*What the exercise asks*: Copy out the entries exactly, from the first line to the last.

[start Recorded data]

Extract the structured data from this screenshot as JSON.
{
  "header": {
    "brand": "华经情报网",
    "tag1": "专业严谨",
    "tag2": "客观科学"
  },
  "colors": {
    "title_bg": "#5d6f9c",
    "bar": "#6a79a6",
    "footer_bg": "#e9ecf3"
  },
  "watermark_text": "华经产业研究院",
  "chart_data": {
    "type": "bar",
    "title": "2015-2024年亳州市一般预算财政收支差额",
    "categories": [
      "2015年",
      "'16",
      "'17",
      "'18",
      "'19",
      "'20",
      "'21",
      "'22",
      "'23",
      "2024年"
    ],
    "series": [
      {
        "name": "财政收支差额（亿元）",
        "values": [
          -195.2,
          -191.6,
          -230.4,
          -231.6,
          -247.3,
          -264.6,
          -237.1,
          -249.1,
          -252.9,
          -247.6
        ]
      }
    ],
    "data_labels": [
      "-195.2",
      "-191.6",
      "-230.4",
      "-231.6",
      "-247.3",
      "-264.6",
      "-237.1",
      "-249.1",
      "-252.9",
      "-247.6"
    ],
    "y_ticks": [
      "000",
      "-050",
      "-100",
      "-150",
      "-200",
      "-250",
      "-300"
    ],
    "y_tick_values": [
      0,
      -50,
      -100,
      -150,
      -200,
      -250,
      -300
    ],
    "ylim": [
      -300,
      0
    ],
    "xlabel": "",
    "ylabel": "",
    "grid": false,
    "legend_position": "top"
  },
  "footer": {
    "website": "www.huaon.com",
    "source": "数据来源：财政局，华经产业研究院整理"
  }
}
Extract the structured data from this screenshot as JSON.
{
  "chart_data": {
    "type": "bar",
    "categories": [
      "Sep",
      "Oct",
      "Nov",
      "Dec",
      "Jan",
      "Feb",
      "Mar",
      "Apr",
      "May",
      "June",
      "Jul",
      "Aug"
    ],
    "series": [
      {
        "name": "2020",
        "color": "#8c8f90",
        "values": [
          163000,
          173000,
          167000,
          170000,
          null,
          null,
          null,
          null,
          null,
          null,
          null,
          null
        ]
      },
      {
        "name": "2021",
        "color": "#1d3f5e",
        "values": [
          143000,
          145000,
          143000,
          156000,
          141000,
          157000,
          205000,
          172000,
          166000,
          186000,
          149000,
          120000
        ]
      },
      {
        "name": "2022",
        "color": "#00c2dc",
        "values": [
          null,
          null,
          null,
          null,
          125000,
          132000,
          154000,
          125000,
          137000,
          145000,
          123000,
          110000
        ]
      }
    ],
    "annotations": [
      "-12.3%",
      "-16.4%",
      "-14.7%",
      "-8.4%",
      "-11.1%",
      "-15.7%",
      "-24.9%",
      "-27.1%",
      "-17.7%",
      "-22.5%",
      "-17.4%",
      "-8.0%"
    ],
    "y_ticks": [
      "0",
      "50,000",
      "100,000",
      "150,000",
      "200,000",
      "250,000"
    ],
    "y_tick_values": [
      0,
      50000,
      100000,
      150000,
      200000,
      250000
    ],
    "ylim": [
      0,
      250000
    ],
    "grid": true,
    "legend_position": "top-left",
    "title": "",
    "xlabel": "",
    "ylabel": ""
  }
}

[end Recorded data]

*Full output*:
Extract the structured data from this screenshot as JSON.
{
  "header": {
    "brand": "华经情报网",
    "tag1": "专业严谨",
    "tag2": "客观科学"
  },
  "colors": {
    "title_bg": "#5d6f9c",
    "bar": "#6a79a6",
    "footer_bg": "#e9ecf3"
  },
  "watermark_text": "华经产业研究院",
  "chart_data": {
    "type": "bar",
    "title": "2015-2024年亳州市一般预算财政收支差额",
    "categories": [
      "2015年",
      "'16",
      "'17",
      "'18",
      "'19",
      "'20",
      "'21",
      "'22",
      "'23",
      "2024年"
    ],
    "series": [
      {
        "name": "财政收支差额（亿元）",
        "values": [
          -195.2,
          -191.6,
          -230.4,
          -231.6,
          -247.3,
          -264.6,
          -237.1,
          -249.1,
          -252.9,
          -247.6
        ]
      }
    ],
    "data_labels": [
      "-195.2",
      "-191.6",
      "-230.4",
      "-231.6",
      "-247.3",
      "-264.6",
      "-237.1",
      "-249.1",
      "-252.9",
      "-247.6"
    ],
    "y_ticks": [
      "000",
      "-050",
      "-100",
      "-150",
      "-200",
      "-250",
      "-300"
    ],
    "y_tick_values": [
      0,
      -50,
      -100,
      -150,
      -200,
      -250,
      -300
    ],
    "ylim": [
      -300,
      0
    ],
    "xlabel": "",
    "ylabel": "",
    "grid": false,
    "legend_position": "top"
  },
  "footer": {
    "website": "www.huaon.com",
    "source": "数据来源：财政局，华经产业研究院整理"
  }
}
Extract the structured data from this screenshot as JSON.
{
  "chart_data": {
    "type": "bar",
    "categories": [
      "Sep",
      "Oct",
      "Nov",
      "Dec",
      "Jan",
      "Feb",
      "Mar",
      "Apr",
      "May",
      "June",
      "Jul",
      "Aug"
    ],
    "series": [
      {
        "name": "2020",
        "color": "#8c8f90",
        "values": [
          163000,
          173000,
          167000,
          170000,
          null,
          null,
          null,
          null,
          null,
          null,
          null,
          null
        ]
      },
      {
        "name": "2021",
        "color": "#1d3f5e",
        "values": [
          143000,
          145000,
          143000,
          156000,
          141000,
          157000,
          205000,
          172000,
          166000,
          186000,
          149000,
          120000
        ]
      },
      {
        "name": "2022",
        "color": "#00c2dc",
        "values": [
          null,
          null,
          null,
          null,
          125000,
          132000,
          154000,
          125000,
          137000,
          145000,
          123000,
          110000
        ]
      }
    ],
    "annotations": [
      "-12.3%",
      "-16.4%",
      "-14.7%",
      "-8.4%",
      "-11.1%",
      "-15.7%",
      "-24.9%",
      "-27.1%",
      "-17.7%",
      "-22.5%",
      "-17.4%",
      "-8.0%"
    ],
    "y_ticks": [
      "0",
      "50,000",
      "100,000",
      "150,000",
      "200,000",
      "250,000"
    ],
    "y_tick_values": [
      0,
      50000,
      100000,
      150000,
      200000,
      250000
    ],
    "ylim": [
      0,
      250000
    ],
    "grid": true,
    "legend_position": "top-left",
    "title": "",
    "xlabel": "",
    "ylabel": ""
  }
}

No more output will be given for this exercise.